- **Task brief**: Determine how many lines of the data below contain the word "name", and state only that number.

━━ Data supplied ━━

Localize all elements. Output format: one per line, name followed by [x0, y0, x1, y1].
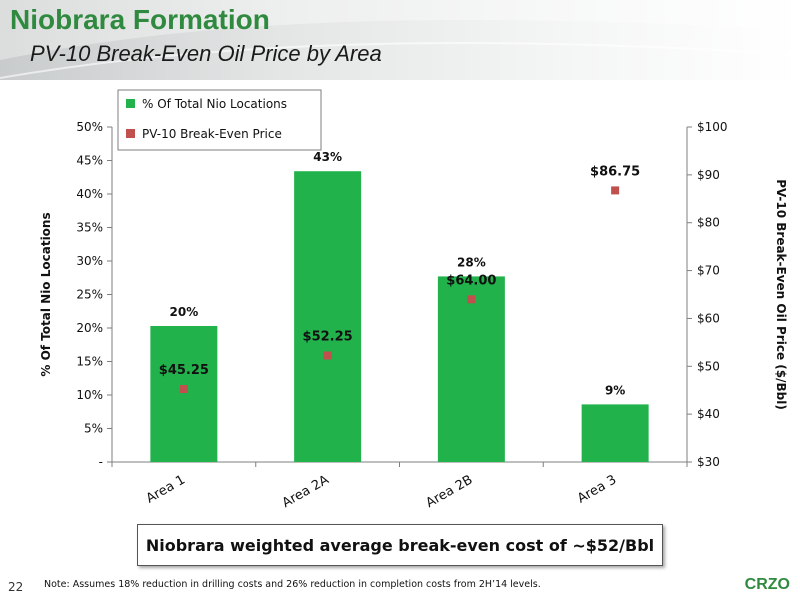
bar-label: 43% — [313, 150, 342, 164]
left-axis-title: % Of Total Nio Locations — [39, 212, 53, 376]
bar-4 — [581, 404, 649, 462]
category-label: Area 2B — [423, 472, 475, 511]
right-tick-label: $80 — [697, 216, 720, 230]
category-label: Area 2A — [280, 472, 332, 511]
bar-3 — [437, 276, 505, 462]
price-marker-4 — [611, 186, 620, 195]
left-tick-label: 30% — [76, 254, 103, 268]
left-tick-label: 20% — [76, 321, 103, 335]
legend-box — [117, 89, 322, 151]
left-tick-label: 25% — [76, 288, 103, 302]
right-tick-label: $50 — [697, 359, 720, 373]
weighted-average-callout: Niobrara weighted average break-even cos… — [137, 524, 663, 566]
category-label: Area 3 — [575, 472, 619, 506]
price-label: $52.25 — [303, 330, 353, 345]
legend-swatch-bars — [126, 99, 135, 108]
right-tick-label: $90 — [697, 168, 720, 182]
left-tick-label: 35% — [76, 221, 103, 235]
price-label: $64.00 — [446, 273, 496, 288]
break-even-chart: - 5% 10% 15% 20% 25% 30% 35% 40% 45% 50% $30 $40 $50 $… — [39, 89, 788, 511]
right-tick-label: $60 — [697, 311, 720, 325]
right-tick-label: $30 — [697, 455, 720, 469]
left-tick-label: 10% — [76, 388, 103, 402]
price-label: $45.25 — [159, 363, 209, 378]
bar-label: 9% — [605, 383, 625, 397]
legend-label-bars: % Of Total Nio Locations — [142, 97, 287, 111]
header-swoosh — [0, 0, 800, 79]
bar-label: 20% — [170, 305, 199, 319]
left-tick-label: 5% — [84, 422, 103, 436]
left-tick-label: 40% — [76, 187, 103, 201]
footnote: Note: Assumes 18% reduction in drilling … — [44, 579, 541, 590]
left-tick-label: - — [99, 455, 103, 469]
bar-2 — [294, 171, 362, 462]
page-title: Niobrara Formation — [10, 4, 270, 35]
company-logo: CRZO — [744, 576, 790, 593]
header-band — [0, 0, 800, 80]
price-marker-3 — [467, 295, 476, 304]
legend-swatch-price — [126, 129, 135, 138]
right-axis-title: PV-10 Break-Even Oil Price ($/Bbl) — [774, 179, 788, 410]
price-marker-2 — [323, 351, 332, 360]
bar-1 — [150, 325, 218, 462]
page-subtitle: PV-10 Break-Even Oil Price by Area — [30, 41, 382, 66]
price-label: $86.75 — [590, 164, 640, 179]
right-tick-label: $70 — [697, 264, 720, 278]
price-marker-1 — [179, 385, 188, 394]
category-label: Area 1 — [144, 472, 188, 506]
right-tick-label: $100 — [697, 120, 728, 134]
left-tick-label: 15% — [76, 355, 103, 369]
left-tick-label: 45% — [76, 154, 103, 168]
bar-label: 28% — [457, 255, 486, 269]
left-tick-label: 50% — [76, 120, 103, 134]
right-tick-label: $40 — [697, 407, 720, 421]
legend-label-price: PV-10 Break-Even Price — [142, 127, 282, 141]
page-number: 22 — [8, 580, 24, 594]
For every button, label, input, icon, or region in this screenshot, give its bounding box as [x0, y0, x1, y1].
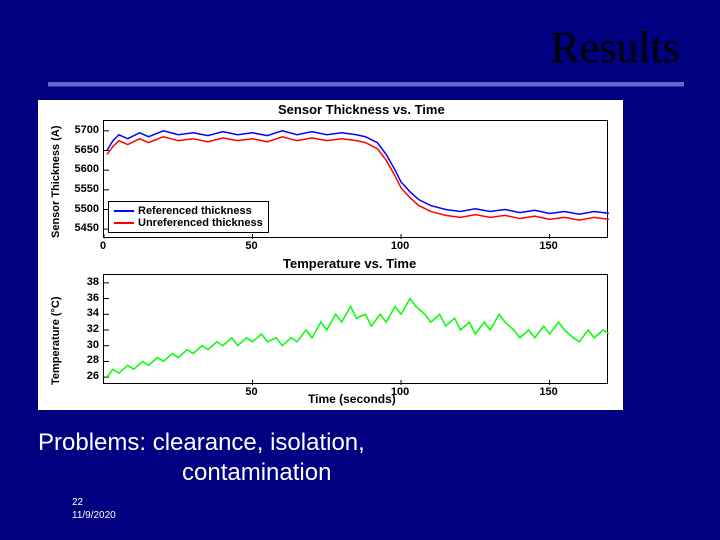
title-underline [48, 82, 684, 87]
chart1-xtick: 100 [388, 240, 412, 252]
chart2-xlabel: Time (seconds) [308, 392, 396, 406]
chart1-title: Sensor Thickness vs. Time [278, 102, 445, 117]
chart1-ytick: 5550 [67, 183, 99, 195]
chart1-legend: Referenced thickness Unreferenced thickn… [108, 201, 269, 233]
chart1-xtick: 50 [240, 240, 264, 252]
chart1-plot-area: Referenced thickness Unreferenced thickn… [103, 120, 608, 238]
chart2-plot-area [103, 274, 608, 384]
chart2-xtick: 150 [535, 386, 563, 398]
page-number: 22 [72, 497, 83, 508]
legend-item-referenced: Referenced thickness [114, 205, 263, 217]
body-line1: Problems: clearance, isolation, [38, 429, 365, 456]
chart2-ytick: 32 [81, 323, 99, 335]
chart1-ytick: 5700 [67, 124, 99, 136]
slide-title: Results [550, 22, 680, 73]
body-line2: contamination [182, 459, 331, 486]
legend-line-unreferenced [114, 222, 134, 224]
chart2-ylabel: Temperature (°C) [50, 296, 62, 385]
chart1-ytick: 5600 [67, 163, 99, 175]
slide-date: 11/9/2020 [72, 510, 116, 521]
chart2-xtick: 50 [238, 386, 266, 398]
legend-item-unreferenced: Unreferenced thickness [114, 217, 263, 229]
body-text: Problems: clearance, isolation, contamin… [38, 428, 365, 488]
slide-footer: 22 11/9/2020 [72, 496, 116, 522]
chart2-ytick: 30 [81, 339, 99, 351]
chart1-ytick: 5450 [67, 222, 99, 234]
chart2-ytick: 36 [81, 292, 99, 304]
legend-label-unreferenced: Unreferenced thickness [138, 217, 263, 229]
chart1-xtick: 150 [537, 240, 561, 252]
chart1-ytick: 5650 [67, 144, 99, 156]
chart2-xtick: 100 [386, 386, 414, 398]
chart2-svg [104, 275, 609, 385]
legend-label-referenced: Referenced thickness [138, 205, 252, 217]
chart2-title: Temperature vs. Time [283, 256, 416, 271]
legend-line-referenced [114, 210, 134, 212]
chart2-ytick: 26 [81, 370, 99, 382]
chart2-ytick: 28 [81, 354, 99, 366]
chart1-ylabel: Sensor Thickness (A) [50, 126, 62, 238]
chart2-ytick: 38 [81, 276, 99, 288]
chart2-ytick: 34 [81, 307, 99, 319]
chart-container: Sensor Thickness vs. Time Sensor Thickne… [38, 100, 623, 410]
chart1-xtick: 0 [91, 240, 115, 252]
chart1-ytick: 5500 [67, 203, 99, 215]
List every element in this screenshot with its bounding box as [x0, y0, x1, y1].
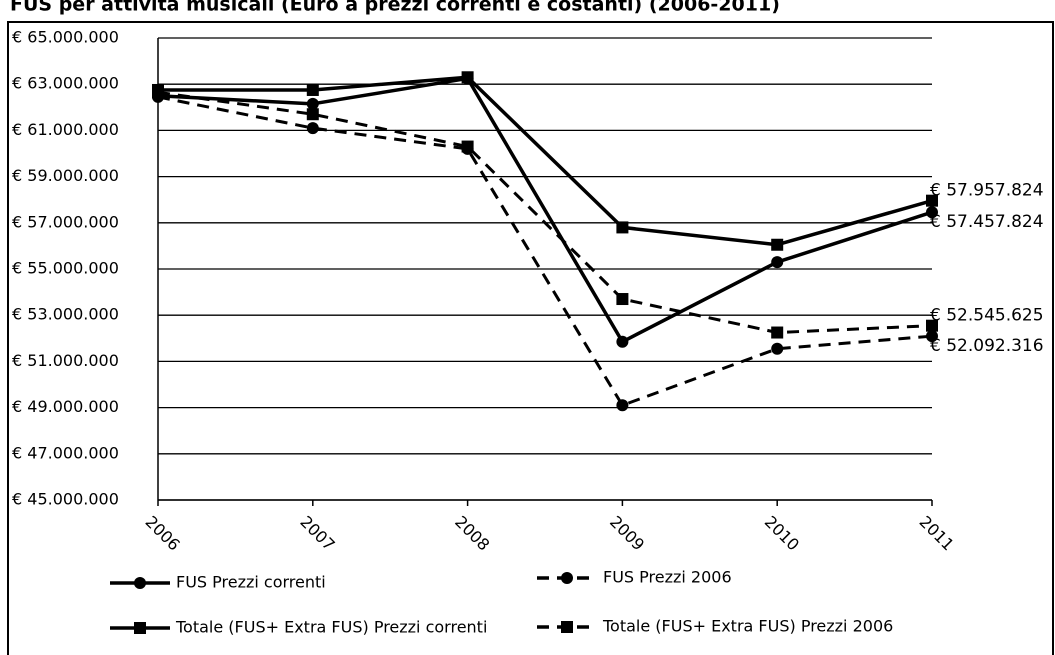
- point: [306, 83, 319, 96]
- legend-label: Totale (FUS+ Extra FUS) Prezzi 2006: [602, 617, 893, 636]
- point: [306, 97, 319, 110]
- point: [616, 399, 629, 412]
- chart-title: FUS per attività musicali (Euro a prezzi…: [10, 0, 780, 16]
- point: [134, 577, 146, 589]
- point: [461, 140, 474, 153]
- series-line: [158, 75, 933, 247]
- point: [771, 342, 784, 355]
- point: [152, 86, 164, 99]
- legend-label: Totale (FUS+ Extra FUS) Prezzi correnti: [175, 618, 487, 637]
- point: [306, 108, 319, 121]
- point: [616, 221, 629, 234]
- x-tick-label: 2008: [451, 512, 493, 554]
- x-tick-label: 2006: [142, 512, 184, 554]
- data-label: € 52.545.625: [930, 306, 1044, 326]
- data-label: € 57.457.824: [930, 212, 1044, 232]
- data-label: € 52.092.316: [930, 336, 1044, 356]
- point: [306, 122, 319, 135]
- point: [771, 256, 784, 269]
- series-line: [157, 95, 933, 407]
- y-tick-label: € 55.000.000: [12, 259, 119, 278]
- y-tick-label: € 49.000.000: [12, 397, 119, 416]
- point: [771, 238, 784, 251]
- data-label: € 57.957.824: [930, 181, 1044, 201]
- point: [561, 621, 573, 633]
- x-tick-label: 2011: [916, 512, 958, 554]
- point: [134, 622, 146, 634]
- point: [926, 194, 938, 207]
- point: [561, 572, 573, 584]
- y-tick-label: € 47.000.000: [12, 443, 119, 462]
- point: [926, 319, 938, 332]
- point: [616, 335, 629, 348]
- x-tick-label: 2009: [606, 512, 648, 554]
- y-tick-label: € 45.000.000: [12, 490, 119, 509]
- y-tick-label: € 59.000.000: [12, 166, 119, 185]
- point: [771, 326, 784, 339]
- legend-label: FUS Prezzi correnti: [176, 573, 326, 592]
- point: [926, 330, 938, 343]
- chart-frame: [7, 21, 1054, 655]
- y-tick-label: € 65.000.000: [12, 28, 119, 47]
- legend-label: FUS Prezzi 2006: [603, 568, 732, 587]
- y-tick-label: € 63.000.000: [12, 74, 119, 93]
- y-tick-label: € 57.000.000: [12, 212, 119, 231]
- y-tick-label: € 53.000.000: [12, 305, 119, 324]
- y-tick-label: € 61.000.000: [12, 120, 119, 139]
- series-line: [157, 90, 933, 335]
- point: [926, 206, 938, 219]
- series-line: [157, 76, 933, 344]
- point: [461, 71, 474, 84]
- point: [616, 293, 629, 306]
- x-tick-label: 2007: [296, 512, 338, 554]
- y-tick-label: € 51.000.000: [12, 351, 119, 370]
- x-tick-label: 2010: [761, 512, 803, 554]
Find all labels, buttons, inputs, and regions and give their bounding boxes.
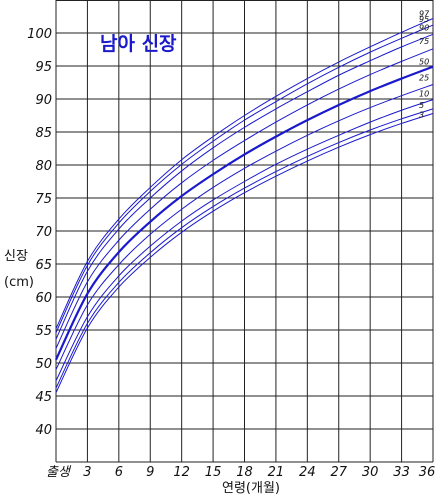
percentile-label-90: 90 — [419, 23, 429, 32]
y-tick-label: 65 — [35, 258, 52, 273]
x-tick-label: 24 — [299, 465, 316, 480]
x-tick-label: 36 — [419, 465, 435, 480]
x-axis-label: 연령(개월) — [222, 481, 280, 496]
y-tick-label: 40 — [35, 423, 52, 438]
y-tick-label: 100 — [27, 27, 52, 42]
x-tick-label: 9 — [146, 465, 154, 480]
chart-title: 남아 신장 — [100, 33, 177, 55]
y-tick-labels: 40 45 50 55 60 65 70 75 80 85 90 95 100 — [27, 27, 52, 438]
y-tick-label: 70 — [35, 225, 52, 240]
percentile-label-75: 75 — [419, 37, 429, 46]
y-axis-unit: (cm) — [4, 275, 34, 290]
y-tick-label: 85 — [35, 126, 52, 141]
percentile-line-3 — [55, 113, 434, 393]
percentile-line-97 — [55, 18, 434, 329]
percentile-label-10: 10 — [419, 90, 429, 99]
percentile-label-5: 5 — [419, 101, 424, 110]
x-tick-label: 30 — [362, 465, 379, 480]
percentile-line-25 — [55, 84, 434, 370]
x-tick-label: 3 — [83, 465, 91, 480]
grid — [55, 0, 434, 463]
y-axis-label: 신장 — [4, 249, 28, 264]
x-tick-label: 15 — [205, 465, 222, 480]
percentile-lines — [55, 18, 434, 393]
percentile-line-95 — [55, 24, 434, 333]
y-tick-label: 80 — [35, 159, 52, 174]
percentile-line-90 — [55, 33, 434, 340]
x-tick-label: 21 — [268, 465, 285, 480]
x-tick-label: 18 — [236, 465, 253, 480]
y-tick-label: 50 — [35, 357, 52, 372]
percentile-label-50: 50 — [419, 58, 429, 67]
y-tick-label: 90 — [35, 93, 52, 108]
percentile-label-95: 95 — [419, 15, 429, 24]
y-tick-label: 55 — [35, 324, 52, 339]
y-tick-label: 75 — [35, 192, 52, 207]
percentile-label-3: 3 — [419, 111, 424, 120]
percentile-line-10 — [55, 99, 434, 382]
y-tick-label: 60 — [35, 291, 52, 306]
x-tick-label: 12 — [173, 465, 190, 480]
x-tick-label: 33 — [393, 465, 410, 480]
percentile-line-50 — [55, 65, 434, 361]
x-tick-labels: 출생 3 6 9 12 15 18 21 24 27 30 33 36 — [46, 465, 435, 480]
x-tick-label: 6 — [115, 465, 123, 480]
percentile-label-97: 97 — [419, 9, 430, 18]
x-tick-label: 27 — [330, 465, 347, 480]
y-tick-label: 45 — [35, 390, 52, 405]
percentile-label-25: 25 — [419, 73, 429, 82]
y-tick-label: 95 — [35, 60, 52, 75]
percentile-line-75 — [55, 48, 434, 349]
percentile-line-5 — [55, 108, 434, 389]
x-tick-label: 출생 — [46, 465, 72, 480]
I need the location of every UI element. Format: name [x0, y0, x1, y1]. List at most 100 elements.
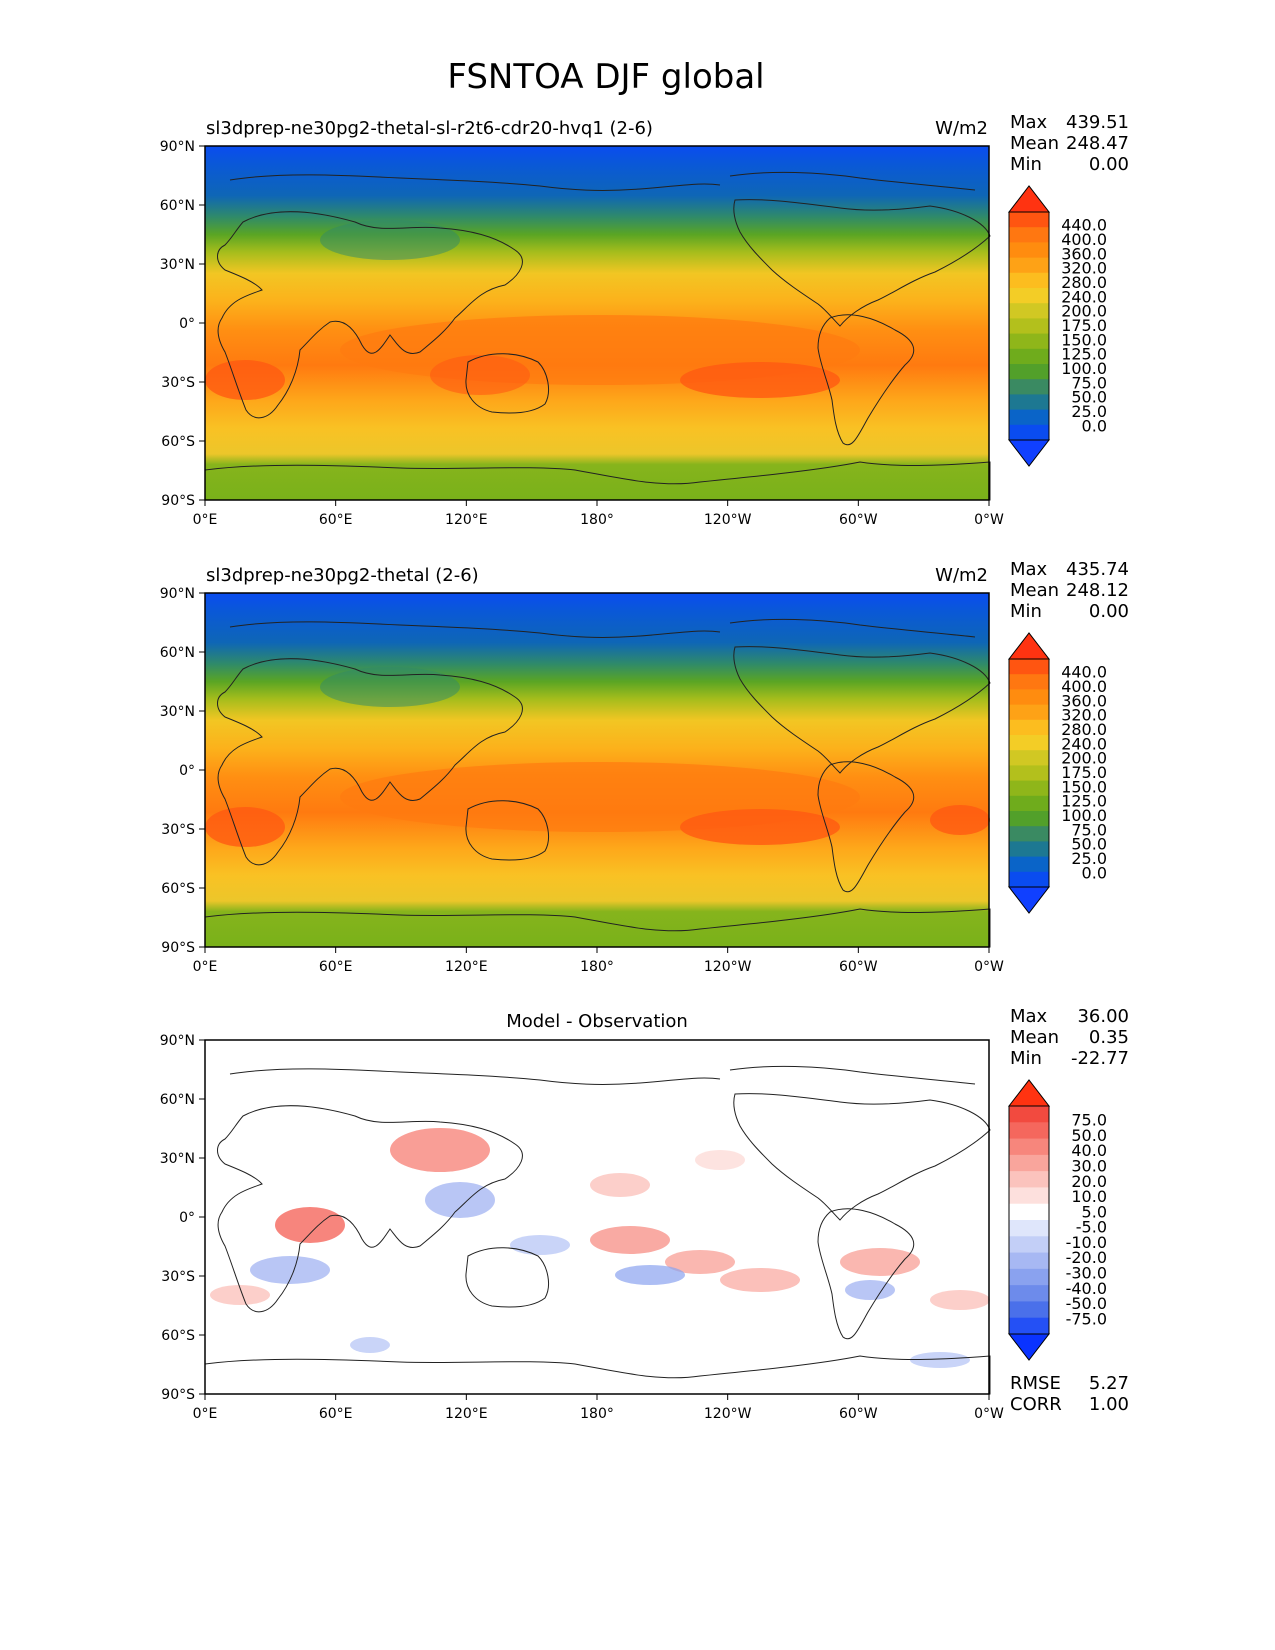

━━━

- **Task response**: 2